Calculate how many lines in the following records hold the word "trường", and report that number without comment.

[Saved entries]
-- BEGIN --

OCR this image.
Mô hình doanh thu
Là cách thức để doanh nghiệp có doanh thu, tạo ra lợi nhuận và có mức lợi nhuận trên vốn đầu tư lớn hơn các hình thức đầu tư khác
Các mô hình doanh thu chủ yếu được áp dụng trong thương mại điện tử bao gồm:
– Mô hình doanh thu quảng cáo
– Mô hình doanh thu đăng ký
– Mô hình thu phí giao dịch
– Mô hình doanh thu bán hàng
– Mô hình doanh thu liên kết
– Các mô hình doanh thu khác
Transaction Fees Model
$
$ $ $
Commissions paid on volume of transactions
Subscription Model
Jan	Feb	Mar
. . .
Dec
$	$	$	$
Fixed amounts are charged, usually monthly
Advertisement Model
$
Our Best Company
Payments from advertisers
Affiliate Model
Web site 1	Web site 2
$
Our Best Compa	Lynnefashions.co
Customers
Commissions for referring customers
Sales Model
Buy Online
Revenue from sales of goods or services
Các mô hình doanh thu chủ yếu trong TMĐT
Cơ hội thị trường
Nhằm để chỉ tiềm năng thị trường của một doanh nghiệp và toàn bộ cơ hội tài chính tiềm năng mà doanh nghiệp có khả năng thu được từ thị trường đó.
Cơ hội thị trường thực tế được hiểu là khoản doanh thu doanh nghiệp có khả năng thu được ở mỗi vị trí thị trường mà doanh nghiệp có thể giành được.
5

-- END --

[THE REPLY] 3